**Exercise**
Print every one of the lines below again, character for character.

──────── Materials provided ────────

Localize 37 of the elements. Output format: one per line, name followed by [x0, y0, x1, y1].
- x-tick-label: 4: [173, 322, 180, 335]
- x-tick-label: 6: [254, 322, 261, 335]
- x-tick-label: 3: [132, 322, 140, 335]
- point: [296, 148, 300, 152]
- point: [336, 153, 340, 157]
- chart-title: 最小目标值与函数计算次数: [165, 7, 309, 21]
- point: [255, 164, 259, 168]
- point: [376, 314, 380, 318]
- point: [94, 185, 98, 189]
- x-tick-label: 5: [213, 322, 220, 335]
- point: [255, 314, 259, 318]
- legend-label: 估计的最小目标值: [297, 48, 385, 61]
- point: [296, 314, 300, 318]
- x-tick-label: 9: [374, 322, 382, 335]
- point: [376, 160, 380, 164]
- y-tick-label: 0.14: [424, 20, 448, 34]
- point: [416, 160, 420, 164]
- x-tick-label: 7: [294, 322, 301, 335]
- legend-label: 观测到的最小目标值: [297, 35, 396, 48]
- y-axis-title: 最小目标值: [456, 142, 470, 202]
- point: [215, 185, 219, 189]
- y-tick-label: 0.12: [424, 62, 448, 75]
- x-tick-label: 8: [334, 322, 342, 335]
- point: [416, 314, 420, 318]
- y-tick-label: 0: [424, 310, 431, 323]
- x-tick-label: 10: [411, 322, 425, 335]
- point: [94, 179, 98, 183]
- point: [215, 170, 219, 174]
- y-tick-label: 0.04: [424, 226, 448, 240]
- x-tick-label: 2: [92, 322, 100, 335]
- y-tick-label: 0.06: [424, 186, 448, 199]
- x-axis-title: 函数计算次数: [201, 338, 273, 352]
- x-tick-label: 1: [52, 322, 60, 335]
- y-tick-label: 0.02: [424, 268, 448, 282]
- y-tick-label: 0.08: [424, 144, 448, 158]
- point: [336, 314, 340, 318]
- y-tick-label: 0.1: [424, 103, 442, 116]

────────

**Final result**
Localize 37 of the elements. Output format: one per line, name followed by [x0, y0, x1, y1].
- x-tick-label: 4: [173, 322, 180, 335]
- x-tick-label: 6: [254, 322, 261, 335]
- x-tick-label: 3: [132, 322, 140, 335]
- point: [296, 148, 300, 152]
- point: [336, 153, 340, 157]
- chart-title: 最小目标值与函数计算次数: [165, 7, 309, 21]
- point: [255, 164, 259, 168]
- point: [376, 314, 380, 318]
- point: [94, 185, 98, 189]
- x-tick-label: 5: [213, 322, 220, 335]
- point: [255, 314, 259, 318]
- legend-label: 估计的最小目标值: [297, 48, 385, 61]
- point: [296, 314, 300, 318]
- x-tick-label: 9: [374, 322, 382, 335]
- point: [376, 160, 380, 164]
- y-tick-label: 0.14: [424, 20, 448, 34]
- point: [416, 160, 420, 164]
- x-tick-label: 7: [294, 322, 301, 335]
- legend-label: 观测到的最小目标值: [297, 35, 396, 48]
- y-axis-title: 最小目标值: [456, 142, 470, 202]
- point: [215, 185, 219, 189]
- y-tick-label: 0.12: [424, 62, 448, 75]
- x-tick-label: 8: [334, 322, 342, 335]
- point: [416, 314, 420, 318]
- y-tick-label: 0: [424, 310, 431, 323]
- x-tick-label: 10: [411, 322, 425, 335]
- point: [94, 179, 98, 183]
- point: [215, 170, 219, 174]
- y-tick-label: 0.04: [424, 226, 448, 240]
- x-tick-label: 2: [92, 322, 100, 335]
- y-tick-label: 0.06: [424, 186, 448, 199]
- x-axis-title: 函数计算次数: [201, 338, 273, 352]
- x-tick-label: 1: [52, 322, 60, 335]
- y-tick-label: 0.02: [424, 268, 448, 282]
- y-tick-label: 0.08: [424, 144, 448, 158]
- point: [336, 314, 340, 318]
- y-tick-label: 0.1: [424, 103, 442, 116]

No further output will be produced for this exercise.